» THE TASK: Give only the number of lines that include the string "Long".
## start ENTRIES SUPPLIED
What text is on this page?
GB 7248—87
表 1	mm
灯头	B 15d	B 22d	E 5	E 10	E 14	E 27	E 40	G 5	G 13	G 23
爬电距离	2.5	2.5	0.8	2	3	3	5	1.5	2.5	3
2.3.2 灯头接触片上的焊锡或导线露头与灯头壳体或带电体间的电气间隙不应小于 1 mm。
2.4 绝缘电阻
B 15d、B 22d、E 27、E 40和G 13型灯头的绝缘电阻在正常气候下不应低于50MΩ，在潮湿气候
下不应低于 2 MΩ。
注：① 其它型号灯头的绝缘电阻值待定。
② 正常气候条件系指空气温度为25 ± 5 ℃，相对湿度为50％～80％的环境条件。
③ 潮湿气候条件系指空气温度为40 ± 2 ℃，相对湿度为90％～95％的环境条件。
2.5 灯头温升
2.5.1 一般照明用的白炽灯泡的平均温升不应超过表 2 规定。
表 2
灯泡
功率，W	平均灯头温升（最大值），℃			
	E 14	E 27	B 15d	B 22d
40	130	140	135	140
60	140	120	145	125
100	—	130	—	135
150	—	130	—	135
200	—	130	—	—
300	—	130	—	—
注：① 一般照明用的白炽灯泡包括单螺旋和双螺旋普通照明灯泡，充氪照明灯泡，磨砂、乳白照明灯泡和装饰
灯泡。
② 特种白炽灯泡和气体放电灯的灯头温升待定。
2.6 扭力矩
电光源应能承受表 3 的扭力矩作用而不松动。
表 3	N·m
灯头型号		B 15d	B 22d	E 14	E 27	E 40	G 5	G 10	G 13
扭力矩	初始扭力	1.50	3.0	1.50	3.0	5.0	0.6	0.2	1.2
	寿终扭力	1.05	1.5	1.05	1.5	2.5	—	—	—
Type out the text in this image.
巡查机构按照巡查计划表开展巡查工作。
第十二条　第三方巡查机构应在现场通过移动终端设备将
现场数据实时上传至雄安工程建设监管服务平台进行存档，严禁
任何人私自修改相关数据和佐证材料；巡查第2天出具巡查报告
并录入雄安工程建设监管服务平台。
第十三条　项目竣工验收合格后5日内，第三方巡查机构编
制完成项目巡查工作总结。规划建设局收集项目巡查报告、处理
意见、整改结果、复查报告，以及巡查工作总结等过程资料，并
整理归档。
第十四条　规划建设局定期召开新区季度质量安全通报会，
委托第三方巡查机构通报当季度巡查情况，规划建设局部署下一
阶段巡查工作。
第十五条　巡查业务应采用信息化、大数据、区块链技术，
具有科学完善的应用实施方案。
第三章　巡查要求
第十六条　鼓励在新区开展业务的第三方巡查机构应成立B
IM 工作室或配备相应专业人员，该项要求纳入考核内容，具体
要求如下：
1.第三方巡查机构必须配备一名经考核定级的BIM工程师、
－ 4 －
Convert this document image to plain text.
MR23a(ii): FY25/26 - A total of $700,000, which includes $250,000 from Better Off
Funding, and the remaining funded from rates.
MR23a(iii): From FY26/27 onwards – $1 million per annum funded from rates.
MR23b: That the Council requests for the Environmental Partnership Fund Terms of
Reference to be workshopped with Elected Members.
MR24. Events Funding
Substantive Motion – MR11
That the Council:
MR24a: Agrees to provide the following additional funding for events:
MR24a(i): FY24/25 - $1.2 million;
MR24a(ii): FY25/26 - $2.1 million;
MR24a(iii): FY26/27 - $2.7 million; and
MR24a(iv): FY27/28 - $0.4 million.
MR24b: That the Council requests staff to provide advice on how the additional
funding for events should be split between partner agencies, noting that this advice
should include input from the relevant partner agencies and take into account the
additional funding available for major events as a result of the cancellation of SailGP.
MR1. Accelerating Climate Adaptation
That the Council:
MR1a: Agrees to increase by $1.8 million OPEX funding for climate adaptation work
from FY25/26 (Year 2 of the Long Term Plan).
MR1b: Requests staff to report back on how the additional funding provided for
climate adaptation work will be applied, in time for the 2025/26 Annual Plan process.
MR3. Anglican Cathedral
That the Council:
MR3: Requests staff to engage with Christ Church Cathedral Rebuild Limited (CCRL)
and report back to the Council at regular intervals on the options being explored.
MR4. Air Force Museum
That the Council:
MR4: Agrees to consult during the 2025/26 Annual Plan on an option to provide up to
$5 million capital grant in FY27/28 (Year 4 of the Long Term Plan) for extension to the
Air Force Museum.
## end ENTRIES SUPPLIED
» RESULT: 2